EXERCISE GOAL: In the records that follow, find each line with the word "identification" and copy it.

........

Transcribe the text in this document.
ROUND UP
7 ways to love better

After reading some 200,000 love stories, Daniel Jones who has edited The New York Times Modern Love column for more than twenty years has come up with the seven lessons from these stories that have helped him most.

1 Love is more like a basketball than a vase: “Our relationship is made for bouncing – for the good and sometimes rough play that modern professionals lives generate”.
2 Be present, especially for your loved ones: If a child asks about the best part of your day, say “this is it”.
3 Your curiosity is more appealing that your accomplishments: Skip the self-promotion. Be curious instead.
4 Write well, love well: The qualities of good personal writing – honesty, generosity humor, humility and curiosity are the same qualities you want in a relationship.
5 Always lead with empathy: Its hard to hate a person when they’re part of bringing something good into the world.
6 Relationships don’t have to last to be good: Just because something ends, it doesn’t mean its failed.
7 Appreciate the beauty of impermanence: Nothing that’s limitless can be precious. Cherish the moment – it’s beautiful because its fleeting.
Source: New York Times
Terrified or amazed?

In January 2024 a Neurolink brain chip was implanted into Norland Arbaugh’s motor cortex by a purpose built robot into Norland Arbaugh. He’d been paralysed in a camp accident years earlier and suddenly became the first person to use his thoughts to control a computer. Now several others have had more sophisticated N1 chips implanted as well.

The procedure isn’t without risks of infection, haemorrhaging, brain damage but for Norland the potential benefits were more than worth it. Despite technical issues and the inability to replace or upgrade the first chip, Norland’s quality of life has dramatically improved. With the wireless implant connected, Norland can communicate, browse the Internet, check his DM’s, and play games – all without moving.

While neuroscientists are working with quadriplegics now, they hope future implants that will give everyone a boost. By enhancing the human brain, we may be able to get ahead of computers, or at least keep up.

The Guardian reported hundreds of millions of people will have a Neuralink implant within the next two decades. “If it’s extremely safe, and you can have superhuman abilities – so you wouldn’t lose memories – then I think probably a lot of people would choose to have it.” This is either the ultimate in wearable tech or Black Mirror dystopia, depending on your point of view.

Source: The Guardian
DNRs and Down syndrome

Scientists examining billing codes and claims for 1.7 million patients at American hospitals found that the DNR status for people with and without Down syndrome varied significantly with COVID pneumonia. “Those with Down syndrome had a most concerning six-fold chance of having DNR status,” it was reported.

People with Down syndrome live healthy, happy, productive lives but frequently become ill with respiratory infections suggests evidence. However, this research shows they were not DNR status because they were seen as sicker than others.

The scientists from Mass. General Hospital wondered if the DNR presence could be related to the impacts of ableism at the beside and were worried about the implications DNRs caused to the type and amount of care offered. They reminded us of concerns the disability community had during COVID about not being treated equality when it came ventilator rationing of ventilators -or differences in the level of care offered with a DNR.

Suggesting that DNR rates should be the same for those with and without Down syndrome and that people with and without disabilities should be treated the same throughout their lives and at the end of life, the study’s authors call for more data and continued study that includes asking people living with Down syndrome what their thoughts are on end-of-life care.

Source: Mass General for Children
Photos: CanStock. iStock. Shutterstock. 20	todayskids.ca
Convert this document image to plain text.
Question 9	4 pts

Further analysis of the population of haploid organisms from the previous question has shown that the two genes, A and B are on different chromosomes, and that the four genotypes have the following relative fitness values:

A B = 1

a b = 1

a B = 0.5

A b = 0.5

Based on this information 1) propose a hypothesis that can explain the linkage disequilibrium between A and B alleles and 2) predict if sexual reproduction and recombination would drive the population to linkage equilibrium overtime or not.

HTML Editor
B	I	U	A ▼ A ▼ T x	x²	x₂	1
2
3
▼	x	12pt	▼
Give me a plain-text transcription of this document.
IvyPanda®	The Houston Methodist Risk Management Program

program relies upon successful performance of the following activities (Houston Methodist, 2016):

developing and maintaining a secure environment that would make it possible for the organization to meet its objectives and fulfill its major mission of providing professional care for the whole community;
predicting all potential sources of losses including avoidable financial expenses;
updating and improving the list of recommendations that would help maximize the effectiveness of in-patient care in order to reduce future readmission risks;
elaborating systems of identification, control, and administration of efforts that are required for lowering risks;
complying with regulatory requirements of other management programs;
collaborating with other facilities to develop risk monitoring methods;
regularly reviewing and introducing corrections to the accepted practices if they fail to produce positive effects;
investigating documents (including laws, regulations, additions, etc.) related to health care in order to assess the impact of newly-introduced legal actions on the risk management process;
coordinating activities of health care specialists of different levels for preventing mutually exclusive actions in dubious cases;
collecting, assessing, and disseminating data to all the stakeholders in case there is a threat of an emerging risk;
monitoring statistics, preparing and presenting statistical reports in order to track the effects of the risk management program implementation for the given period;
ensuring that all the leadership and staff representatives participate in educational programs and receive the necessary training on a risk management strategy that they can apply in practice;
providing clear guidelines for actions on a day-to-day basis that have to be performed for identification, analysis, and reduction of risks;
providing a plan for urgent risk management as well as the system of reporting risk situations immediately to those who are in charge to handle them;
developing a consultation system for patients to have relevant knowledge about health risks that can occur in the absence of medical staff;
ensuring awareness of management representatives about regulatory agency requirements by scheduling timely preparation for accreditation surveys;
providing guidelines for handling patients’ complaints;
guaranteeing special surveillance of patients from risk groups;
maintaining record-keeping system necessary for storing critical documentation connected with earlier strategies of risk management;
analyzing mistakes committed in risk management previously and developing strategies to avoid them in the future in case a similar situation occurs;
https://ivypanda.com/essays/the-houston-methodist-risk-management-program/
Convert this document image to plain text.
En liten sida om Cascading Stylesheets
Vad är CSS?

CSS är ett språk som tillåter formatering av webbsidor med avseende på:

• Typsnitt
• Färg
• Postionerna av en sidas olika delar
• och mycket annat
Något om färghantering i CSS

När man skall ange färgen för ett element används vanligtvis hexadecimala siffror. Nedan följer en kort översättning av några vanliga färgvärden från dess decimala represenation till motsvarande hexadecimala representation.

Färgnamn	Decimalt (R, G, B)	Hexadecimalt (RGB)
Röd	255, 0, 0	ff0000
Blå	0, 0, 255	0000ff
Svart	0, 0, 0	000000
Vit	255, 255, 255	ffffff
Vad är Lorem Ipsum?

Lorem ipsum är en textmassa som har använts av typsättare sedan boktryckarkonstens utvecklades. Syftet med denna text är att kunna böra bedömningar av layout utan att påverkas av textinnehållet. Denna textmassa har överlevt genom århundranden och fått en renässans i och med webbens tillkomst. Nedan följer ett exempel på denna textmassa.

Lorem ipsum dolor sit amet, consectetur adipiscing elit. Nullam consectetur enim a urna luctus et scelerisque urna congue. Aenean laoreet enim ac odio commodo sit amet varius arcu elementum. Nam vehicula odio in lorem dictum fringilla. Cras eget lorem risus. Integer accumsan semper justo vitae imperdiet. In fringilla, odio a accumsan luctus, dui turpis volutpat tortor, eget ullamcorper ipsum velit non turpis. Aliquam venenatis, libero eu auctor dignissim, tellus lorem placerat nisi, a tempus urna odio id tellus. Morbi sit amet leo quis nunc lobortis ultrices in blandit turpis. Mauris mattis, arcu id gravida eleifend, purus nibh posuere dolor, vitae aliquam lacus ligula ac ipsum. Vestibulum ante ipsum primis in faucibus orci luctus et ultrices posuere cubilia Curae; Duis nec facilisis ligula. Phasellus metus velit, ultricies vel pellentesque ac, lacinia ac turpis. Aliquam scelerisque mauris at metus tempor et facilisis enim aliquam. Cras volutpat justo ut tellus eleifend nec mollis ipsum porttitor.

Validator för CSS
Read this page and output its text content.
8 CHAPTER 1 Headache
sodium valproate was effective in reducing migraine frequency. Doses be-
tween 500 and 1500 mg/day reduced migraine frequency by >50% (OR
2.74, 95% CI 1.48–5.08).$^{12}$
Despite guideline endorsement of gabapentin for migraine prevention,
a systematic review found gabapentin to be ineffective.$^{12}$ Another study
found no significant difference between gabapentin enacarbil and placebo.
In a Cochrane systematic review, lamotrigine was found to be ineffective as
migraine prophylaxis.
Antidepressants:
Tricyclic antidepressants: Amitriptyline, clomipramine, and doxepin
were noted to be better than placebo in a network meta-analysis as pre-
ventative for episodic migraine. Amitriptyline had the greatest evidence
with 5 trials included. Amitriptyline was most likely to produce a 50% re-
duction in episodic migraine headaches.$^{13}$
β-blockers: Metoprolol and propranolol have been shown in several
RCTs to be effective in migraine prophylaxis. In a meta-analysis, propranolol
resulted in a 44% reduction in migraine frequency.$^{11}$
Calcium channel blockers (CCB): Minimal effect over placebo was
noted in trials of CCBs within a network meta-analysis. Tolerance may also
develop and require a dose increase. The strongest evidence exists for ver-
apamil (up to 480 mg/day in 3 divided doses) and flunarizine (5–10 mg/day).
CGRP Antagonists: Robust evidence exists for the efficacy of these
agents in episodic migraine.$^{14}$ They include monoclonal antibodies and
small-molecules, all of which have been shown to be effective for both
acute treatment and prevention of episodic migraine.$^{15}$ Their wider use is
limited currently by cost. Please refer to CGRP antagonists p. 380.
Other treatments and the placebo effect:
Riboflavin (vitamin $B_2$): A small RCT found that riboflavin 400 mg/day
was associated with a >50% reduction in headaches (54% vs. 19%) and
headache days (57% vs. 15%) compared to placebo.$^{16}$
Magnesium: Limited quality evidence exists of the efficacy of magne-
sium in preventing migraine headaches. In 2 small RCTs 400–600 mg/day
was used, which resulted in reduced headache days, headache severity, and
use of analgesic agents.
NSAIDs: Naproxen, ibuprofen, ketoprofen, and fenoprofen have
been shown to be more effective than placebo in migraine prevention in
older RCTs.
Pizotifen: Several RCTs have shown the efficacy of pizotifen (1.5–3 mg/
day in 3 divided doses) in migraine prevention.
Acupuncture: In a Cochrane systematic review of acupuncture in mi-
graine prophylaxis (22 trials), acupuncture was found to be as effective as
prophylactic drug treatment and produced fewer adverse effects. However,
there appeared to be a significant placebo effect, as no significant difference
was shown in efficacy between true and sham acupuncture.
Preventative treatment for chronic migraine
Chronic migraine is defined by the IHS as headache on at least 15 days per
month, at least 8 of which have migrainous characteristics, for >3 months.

........

ANSWER SECTION:
elaborating systems of identification, control, and administration of efforts that are required for lowering risks;
providing clear guidelines for actions on a day-to-day basis that have to be performed for identification, analysis, and reduction of risks;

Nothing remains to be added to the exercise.